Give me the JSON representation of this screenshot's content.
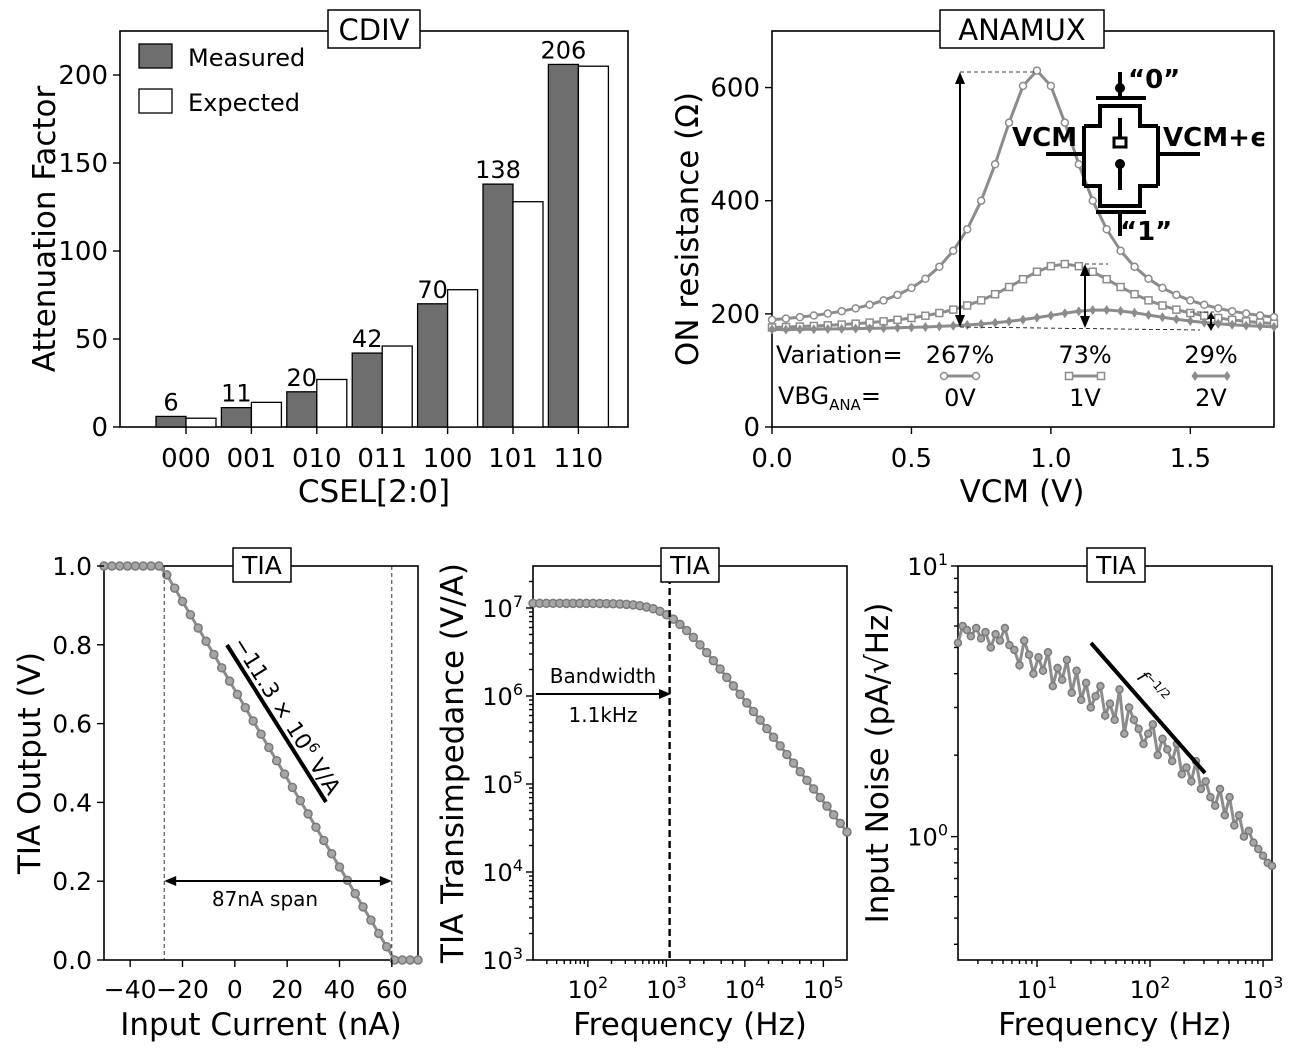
{
  "chart_data": [
    {
      "id": "cdiv",
      "type": "bar",
      "title": "CDIV",
      "xlabel": "CSEL[2:0]",
      "ylabel": "Attenuation Factor",
      "categories": [
        "000",
        "001",
        "010",
        "011",
        "100",
        "101",
        "110"
      ],
      "series": [
        {
          "name": "Measured",
          "values": [
            6,
            11,
            20,
            42,
            70,
            138,
            206
          ]
        },
        {
          "name": "Expected",
          "values": [
            5,
            14,
            27,
            46,
            78,
            128,
            205
          ]
        }
      ],
      "bar_labels": [
        "6",
        "11",
        "20",
        "42",
        "70",
        "138",
        "206"
      ],
      "ylim": [
        0,
        225
      ],
      "yticks": [
        0,
        50,
        100,
        150,
        200
      ],
      "legend": "top-left",
      "grid": false
    },
    {
      "id": "anamux",
      "type": "line",
      "title": "ANAMUX",
      "xlabel": "VCM (V)",
      "ylabel": "ON resistance (Ω)",
      "xlim": [
        0,
        1.8
      ],
      "ylim": [
        0,
        700
      ],
      "xticks": [
        0.0,
        0.5,
        1.0,
        1.5
      ],
      "xtick_labels": [
        "0.0",
        "0.5",
        "1.0",
        "1.5"
      ],
      "yticks": [
        0,
        200,
        400,
        600
      ],
      "series": [
        {
          "vbg": "0V",
          "marker": "circle",
          "peak_vcm": 0.95,
          "peak": 630,
          "base": 170,
          "halfwidth": 0.2
        },
        {
          "vbg": "1V",
          "marker": "square",
          "peak_vcm": 1.05,
          "peak": 288,
          "base": 168,
          "halfwidth": 0.28
        },
        {
          "vbg": "2V",
          "marker": "diamond",
          "peak_vcm": 1.18,
          "peak": 207,
          "base": 170,
          "halfwidth": 0.3
        }
      ],
      "variation_label": "Variation=",
      "vbg_label": "VBG",
      "vbg_sub": "ANA",
      "vbg_eq": "=",
      "variations": [
        "267%",
        "73%",
        "29%"
      ],
      "vbg_values": [
        "0V",
        "1V",
        "2V"
      ],
      "inset": {
        "top": "“0”",
        "bottom": "“1”",
        "left": "VCM",
        "right": "VCM+ϵ"
      },
      "grid": false
    },
    {
      "id": "tia_dc",
      "type": "line",
      "title": "TIA",
      "xlabel": "Input Current (nA)",
      "ylabel": "TIA Output (V)",
      "xlim": [
        -50,
        70
      ],
      "ylim": [
        0,
        1.0
      ],
      "xticks": [
        -40,
        -20,
        0,
        20,
        40,
        60
      ],
      "xtick_labels": [
        "−40",
        "−20",
        "0",
        "20",
        "40",
        "60"
      ],
      "yticks": [
        0.0,
        0.2,
        0.4,
        0.6,
        0.8,
        1.0
      ],
      "ytick_labels": [
        "0.0",
        "0.2",
        "0.4",
        "0.6",
        "0.8",
        "1.0"
      ],
      "slope_label": "−11.3 × 10",
      "slope_exp": "6",
      "slope_unit": " V/A",
      "span_label": "87nA span",
      "span": [
        -27,
        60
      ],
      "knee_low": -28,
      "knee_high": 61,
      "grid": false
    },
    {
      "id": "tia_ac",
      "type": "line",
      "title": "TIA",
      "xlabel": "Frequency (Hz)",
      "ylabel": "TIA Transimpedance (V/A)",
      "x_scale": "log",
      "y_scale": "log",
      "xlim": [
        20,
        200000
      ],
      "ylim": [
        1000,
        30000000
      ],
      "x_ticks": [
        100,
        1000,
        10000,
        100000
      ],
      "x_tick_labels": [
        [
          "10",
          "2"
        ],
        [
          "10",
          "3"
        ],
        [
          "10",
          "4"
        ],
        [
          "10",
          "5"
        ]
      ],
      "y_ticks": [
        1000,
        10000,
        100000,
        1000000,
        10000000
      ],
      "y_tick_labels": [
        [
          "10",
          "3"
        ],
        [
          "10",
          "4"
        ],
        [
          "10",
          "5"
        ],
        [
          "10",
          "6"
        ],
        [
          "10",
          "7"
        ]
      ],
      "dc_gain": 11300000,
      "f3db_hz": 1100,
      "bw_label": "Bandwidth",
      "bw_value": "1.1kHz",
      "grid": false
    },
    {
      "id": "tia_noise",
      "type": "line",
      "title": "TIA",
      "xlabel": "Frequency (Hz)",
      "ylabel": "Input Noise (pA/√Hz)",
      "x_scale": "log",
      "y_scale": "log",
      "xlim": [
        2,
        1200
      ],
      "ylim": [
        0.35,
        10
      ],
      "x_ticks": [
        10,
        100,
        1000
      ],
      "x_tick_labels": [
        [
          "10",
          "1"
        ],
        [
          "10",
          "2"
        ],
        [
          "10",
          "3"
        ]
      ],
      "y_ticks": [
        1,
        10
      ],
      "y_tick_labels": [
        [
          "10",
          "0"
        ],
        [
          "10",
          "1"
        ]
      ],
      "slope_label": "f",
      "slope_exp": "−1/2",
      "x": [
        2.0,
        2.2,
        2.4,
        2.6,
        2.9,
        3.2,
        3.5,
        3.9,
        4.3,
        4.7,
        5.2,
        5.7,
        6.3,
        7.0,
        7.7,
        8.5,
        9.3,
        10.3,
        11.3,
        12.5,
        13.8,
        15.2,
        16.7,
        18.4,
        20.3,
        22.4,
        24.6,
        27.2,
        29.9,
        33.0,
        36.4,
        40.1,
        44.2,
        48.7,
        53.7,
        59.2,
        65.3,
        72.0,
        79.3,
        87.5,
        96.4,
        106,
        117,
        129,
        142,
        157,
        173,
        191,
        210,
        232,
        255,
        282,
        311,
        342,
        377,
        416,
        459,
        506,
        557,
        614,
        677,
        747,
        823,
        907,
        1000,
        1100,
        1200
      ],
      "y": [
        5.2,
        6.0,
        5.8,
        5.5,
        5.9,
        5.4,
        5.7,
        5.0,
        5.6,
        5.3,
        5.9,
        5.1,
        4.9,
        4.3,
        5.3,
        4.7,
        4.0,
        4.6,
        4.1,
        4.8,
        3.6,
        4.2,
        3.8,
        4.5,
        3.4,
        4.1,
        3.2,
        3.7,
        3.0,
        3.3,
        3.6,
        2.8,
        3.1,
        2.7,
        3.5,
        2.4,
        3.0,
        2.7,
        2.5,
        2.2,
        2.4,
        2.6,
        2.0,
        2.3,
        2.1,
        1.9,
        2.2,
        1.7,
        1.8,
        1.6,
        1.9,
        1.5,
        1.6,
        1.4,
        1.3,
        1.5,
        1.2,
        1.4,
        1.1,
        1.2,
        1.0,
        1.05,
        0.95,
        0.9,
        0.85,
        0.8,
        0.78
      ],
      "grid": false
    }
  ]
}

======

Copy every line of the data exactly as written, excluding the pictures.

Give me the JSON representation of this screenshot's content.
{
  "chart_data": [
    {
      "id": "cdiv",
      "type": "bar",
      "title": "CDIV",
      "xlabel": "CSEL[2:0]",
      "ylabel": "Attenuation Factor",
      "categories": [
        "000",
        "001",
        "010",
        "011",
        "100",
        "101",
        "110"
      ],
      "series": [
        {
          "name": "Measured",
          "values": [
            6,
            11,
            20,
            42,
            70,
            138,
            206
          ]
        },
        {
          "name": "Expected",
          "values": [
            5,
            14,
            27,
            46,
            78,
            128,
            205
          ]
        }
      ],
      "bar_labels": [
        "6",
        "11",
        "20",
        "42",
        "70",
        "138",
        "206"
      ],
      "ylim": [
        0,
        225
      ],
      "yticks": [
        0,
        50,
        100,
        150,
        200
      ],
      "legend": "top-left",
      "grid": false
    },
    {
      "id": "anamux",
      "type": "line",
      "title": "ANAMUX",
      "xlabel": "VCM (V)",
      "ylabel": "ON resistance (Ω)",
      "xlim": [
        0,
        1.8
      ],
      "ylim": [
        0,
        700
      ],
      "xticks": [
        0.0,
        0.5,
        1.0,
        1.5
      ],
      "xtick_labels": [
        "0.0",
        "0.5",
        "1.0",
        "1.5"
      ],
      "yticks": [
        0,
        200,
        400,
        600
      ],
      "series": [
        {
          "vbg": "0V",
          "marker": "circle",
          "peak_vcm": 0.95,
          "peak": 630,
          "base": 170,
          "halfwidth": 0.2
        },
        {
          "vbg": "1V",
          "marker": "square",
          "peak_vcm": 1.05,
          "peak": 288,
          "base": 168,
          "halfwidth": 0.28
        },
        {
          "vbg": "2V",
          "marker": "diamond",
          "peak_vcm": 1.18,
          "peak": 207,
          "base": 170,
          "halfwidth": 0.3
        }
      ],
      "variation_label": "Variation=",
      "vbg_label": "VBG",
      "vbg_sub": "ANA",
      "vbg_eq": "=",
      "variations": [
        "267%",
        "73%",
        "29%"
      ],
      "vbg_values": [
        "0V",
        "1V",
        "2V"
      ],
      "inset": {
        "top": "“0”",
        "bottom": "“1”",
        "left": "VCM",
        "right": "VCM+ϵ"
      },
      "grid": false
    },
    {
      "id": "tia_dc",
      "type": "line",
      "title": "TIA",
      "xlabel": "Input Current (nA)",
      "ylabel": "TIA Output (V)",
      "xlim": [
        -50,
        70
      ],
      "ylim": [
        0,
        1.0
      ],
      "xticks": [
        -40,
        -20,
        0,
        20,
        40,
        60
      ],
      "xtick_labels": [
        "−40",
        "−20",
        "0",
        "20",
        "40",
        "60"
      ],
      "yticks": [
        0.0,
        0.2,
        0.4,
        0.6,
        0.8,
        1.0
      ],
      "ytick_labels": [
        "0.0",
        "0.2",
        "0.4",
        "0.6",
        "0.8",
        "1.0"
      ],
      "slope_label": "−11.3 × 10",
      "slope_exp": "6",
      "slope_unit": " V/A",
      "span_label": "87nA span",
      "span": [
        -27,
        60
      ],
      "knee_low": -28,
      "knee_high": 61,
      "grid": false
    },
    {
      "id": "tia_ac",
      "type": "line",
      "title": "TIA",
      "xlabel": "Frequency (Hz)",
      "ylabel": "TIA Transimpedance (V/A)",
      "x_scale": "log",
      "y_scale": "log",
      "xlim": [
        20,
        200000
      ],
      "ylim": [
        1000,
        30000000
      ],
      "x_ticks": [
        100,
        1000,
        10000,
        100000
      ],
      "x_tick_labels": [
        [
          "10",
          "2"
        ],
        [
          "10",
          "3"
        ],
        [
          "10",
          "4"
        ],
        [
          "10",
          "5"
        ]
      ],
      "y_ticks": [
        1000,
        10000,
        100000,
        1000000,
        10000000
      ],
      "y_tick_labels": [
        [
          "10",
          "3"
        ],
        [
          "10",
          "4"
        ],
        [
          "10",
          "5"
        ],
        [
          "10",
          "6"
        ],
        [
          "10",
          "7"
        ]
      ],
      "dc_gain": 11300000,
      "f3db_hz": 1100,
      "bw_label": "Bandwidth",
      "bw_value": "1.1kHz",
      "grid": false
    },
    {
      "id": "tia_noise",
      "type": "line",
      "title": "TIA",
      "xlabel": "Frequency (Hz)",
      "ylabel": "Input Noise (pA/√Hz)",
      "x_scale": "log",
      "y_scale": "log",
      "xlim": [
        2,
        1200
      ],
      "ylim": [
        0.35,
        10
      ],
      "x_ticks": [
        10,
        100,
        1000
      ],
      "x_tick_labels": [
        [
          "10",
          "1"
        ],
        [
          "10",
          "2"
        ],
        [
          "10",
          "3"
        ]
      ],
      "y_ticks": [
        1,
        10
      ],
      "y_tick_labels": [
        [
          "10",
          "0"
        ],
        [
          "10",
          "1"
        ]
      ],
      "slope_label": "f",
      "slope_exp": "−1/2",
      "x": [
        2.0,
        2.2,
        2.4,
        2.6,
        2.9,
        3.2,
        3.5,
        3.9,
        4.3,
        4.7,
        5.2,
        5.7,
        6.3,
        7.0,
        7.7,
        8.5,
        9.3,
        10.3,
        11.3,
        12.5,
        13.8,
        15.2,
        16.7,
        18.4,
        20.3,
        22.4,
        24.6,
        27.2,
        29.9,
        33.0,
        36.4,
        40.1,
        44.2,
        48.7,
        53.7,
        59.2,
        65.3,
        72.0,
        79.3,
        87.5,
        96.4,
        106,
        117,
        129,
        142,
        157,
        173,
        191,
        210,
        232,
        255,
        282,
        311,
        342,
        377,
        416,
        459,
        506,
        557,
        614,
        677,
        747,
        823,
        907,
        1000,
        1100,
        1200
      ],
      "y": [
        5.2,
        6.0,
        5.8,
        5.5,
        5.9,
        5.4,
        5.7,
        5.0,
        5.6,
        5.3,
        5.9,
        5.1,
        4.9,
        4.3,
        5.3,
        4.7,
        4.0,
        4.6,
        4.1,
        4.8,
        3.6,
        4.2,
        3.8,
        4.5,
        3.4,
        4.1,
        3.2,
        3.7,
        3.0,
        3.3,
        3.6,
        2.8,
        3.1,
        2.7,
        3.5,
        2.4,
        3.0,
        2.7,
        2.5,
        2.2,
        2.4,
        2.6,
        2.0,
        2.3,
        2.1,
        1.9,
        2.2,
        1.7,
        1.8,
        1.6,
        1.9,
        1.5,
        1.6,
        1.4,
        1.3,
        1.5,
        1.2,
        1.4,
        1.1,
        1.2,
        1.0,
        1.05,
        0.95,
        0.9,
        0.85,
        0.8,
        0.78
      ],
      "grid": false
    }
  ]
}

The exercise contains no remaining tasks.